> _What to produce_: Without the pictures, set down the records below word for word.

——————————

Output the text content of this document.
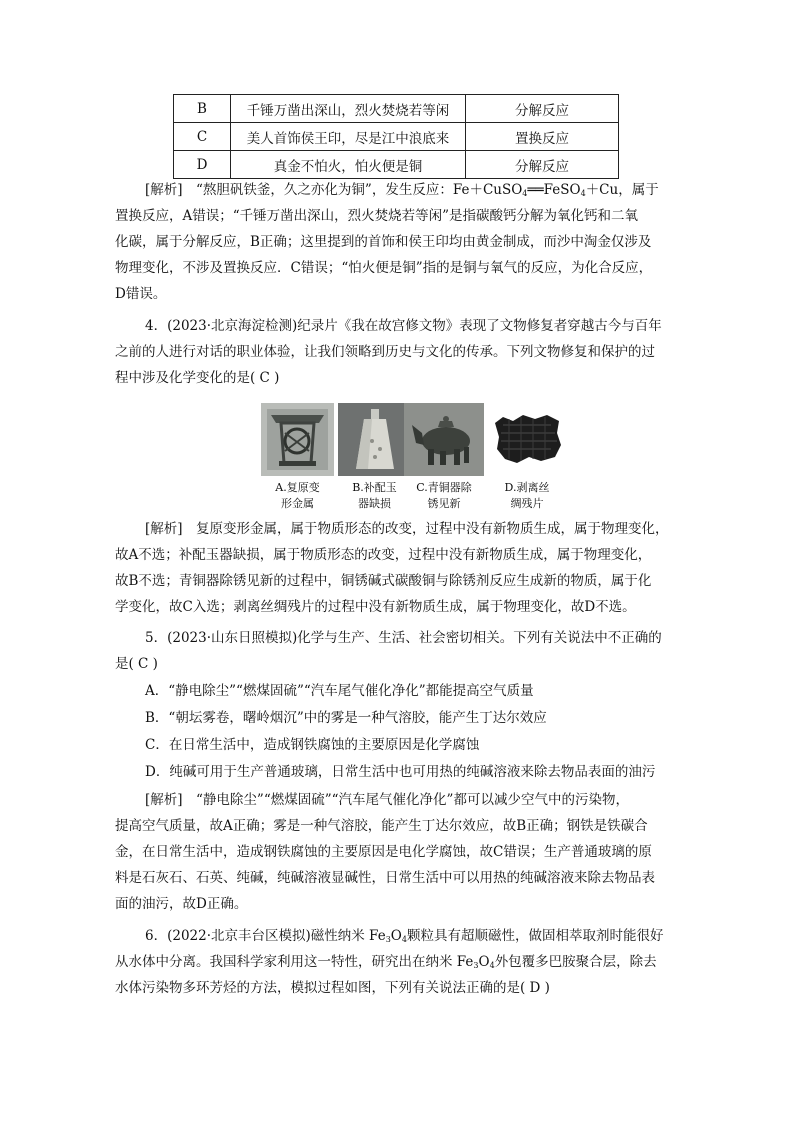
B	千锤万凿出深山，烈火焚烧若等闲	分解反应
C	美人首饰侯王印，尽是江中浪底来	置换反应
D	真金不怕火，怕火便是铜	分解反应
[解析]　“熬胆矾铁釜，久之亦化为铜”，发生反应：Fe＋CuSO$_4$══FeSO$_4$＋Cu，属于
置换反应，A错误；“千锤万凿出深山，烈火焚烧若等闲”是指碳酸钙分解为氧化钙和二氧
化碳，属于分解反应，B正确；这里提到的首饰和侯王印均由黄金制成，而沙中淘金仅涉及
物理变化，不涉及置换反应．C错误；“怕火便是铜”指的是铜与氧气的反应，为化合反应，
D错误。
4．(2023·北京海淀检测)纪录片《我在故宫修文物》表现了文物修复者穿越古今与百年
之前的人进行对话的职业体验，让我们领略到历史与文化的传承。下列文物修复和保护的过
程中涉及化学变化的是( C )
A.复原变
形金属
B.补配玉
器缺损
C.青铜器除
锈见新
D.剥离丝
绸残片
[解析]　复原变形金属，属于物质形态的改变，过程中没有新物质生成，属于物理变化，
故A不选；补配玉器缺损，属于物质形态的改变，过程中没有新物质生成，属于物理变化，
故B不选；青铜器除锈见新的过程中，铜锈碱式碳酸铜与除锈剂反应生成新的物质，属于化
学变化，故C入选；剥离丝绸残片的过程中没有新物质生成，属于物理变化，故D不选。
5．(2023·山东日照模拟)化学与生产、生活、社会密切相关。下列有关说法中不正确的
是( C )
A．“静电除尘”“燃煤固硫”“汽车尾气催化净化”都能提高空气质量
B．“朝坛雾卷，曙岭烟沉”中的雾是一种气溶胶，能产生丁达尔效应
C．在日常生活中，造成钢铁腐蚀的主要原因是化学腐蚀
D．纯碱可用于生产普通玻璃，日常生活中也可用热的纯碱溶液来除去物品表面的油污
[解析]　“静电除尘”“燃煤固硫”“汽车尾气催化净化”都可以减少空气中的污染物，
提高空气质量，故A正确；雾是一种气溶胶，能产生丁达尔效应，故B正确；钢铁是铁碳合
金，在日常生活中，造成钢铁腐蚀的主要原因是电化学腐蚀，故C错误；生产普通玻璃的原
料是石灰石、石英、纯碱，纯碱溶液显碱性，日常生活中可以用热的纯碱溶液来除去物品表
面的油污，故D正确。
6．(2022·北京丰台区模拟)磁性纳米 $Fe_3O_4$颗粒具有超顺磁性，做固相萃取剂时能很好
从水体中分离。我国科学家利用这一特性，研究出在纳米 $Fe_3O_4$外包覆多巴胺聚合层，除去
水体污染物多环芳烃的方法，模拟过程如图，下列有关说法正确的是( D )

——————————

> _Output_:
Output the text content of this document.
B	千锤万凿出深山，烈火焚烧若等闲	分解反应
C	美人首饰侯王印，尽是江中浪底来	置换反应
D	真金不怕火，怕火便是铜	分解反应
[解析]　“熬胆矾铁釜，久之亦化为铜”，发生反应：Fe＋CuSO$_4$══FeSO$_4$＋Cu，属于
置换反应，A错误；“千锤万凿出深山，烈火焚烧若等闲”是指碳酸钙分解为氧化钙和二氧
化碳，属于分解反应，B正确；这里提到的首饰和侯王印均由黄金制成，而沙中淘金仅涉及
物理变化，不涉及置换反应．C错误；“怕火便是铜”指的是铜与氧气的反应，为化合反应，
D错误。
4．(2023·北京海淀检测)纪录片《我在故宫修文物》表现了文物修复者穿越古今与百年
之前的人进行对话的职业体验，让我们领略到历史与文化的传承。下列文物修复和保护的过
程中涉及化学变化的是( C )
A.复原变
形金属
B.补配玉
器缺损
C.青铜器除
锈见新
D.剥离丝
绸残片
[解析]　复原变形金属，属于物质形态的改变，过程中没有新物质生成，属于物理变化，
故A不选；补配玉器缺损，属于物质形态的改变，过程中没有新物质生成，属于物理变化，
故B不选；青铜器除锈见新的过程中，铜锈碱式碳酸铜与除锈剂反应生成新的物质，属于化
学变化，故C入选；剥离丝绸残片的过程中没有新物质生成，属于物理变化，故D不选。
5．(2023·山东日照模拟)化学与生产、生活、社会密切相关。下列有关说法中不正确的
是( C )
A．“静电除尘”“燃煤固硫”“汽车尾气催化净化”都能提高空气质量
B．“朝坛雾卷，曙岭烟沉”中的雾是一种气溶胶，能产生丁达尔效应
C．在日常生活中，造成钢铁腐蚀的主要原因是化学腐蚀
D．纯碱可用于生产普通玻璃，日常生活中也可用热的纯碱溶液来除去物品表面的油污
[解析]　“静电除尘”“燃煤固硫”“汽车尾气催化净化”都可以减少空气中的污染物，
提高空气质量，故A正确；雾是一种气溶胶，能产生丁达尔效应，故B正确；钢铁是铁碳合
金，在日常生活中，造成钢铁腐蚀的主要原因是电化学腐蚀，故C错误；生产普通玻璃的原
料是石灰石、石英、纯碱，纯碱溶液显碱性，日常生活中可以用热的纯碱溶液来除去物品表
面的油污，故D正确。
6．(2022·北京丰台区模拟)磁性纳米 $Fe_3O_4$颗粒具有超顺磁性，做固相萃取剂时能很好
从水体中分离。我国科学家利用这一特性，研究出在纳米 $Fe_3O_4$外包覆多巴胺聚合层，除去
水体污染物多环芳烃的方法，模拟过程如图，下列有关说法正确的是( D )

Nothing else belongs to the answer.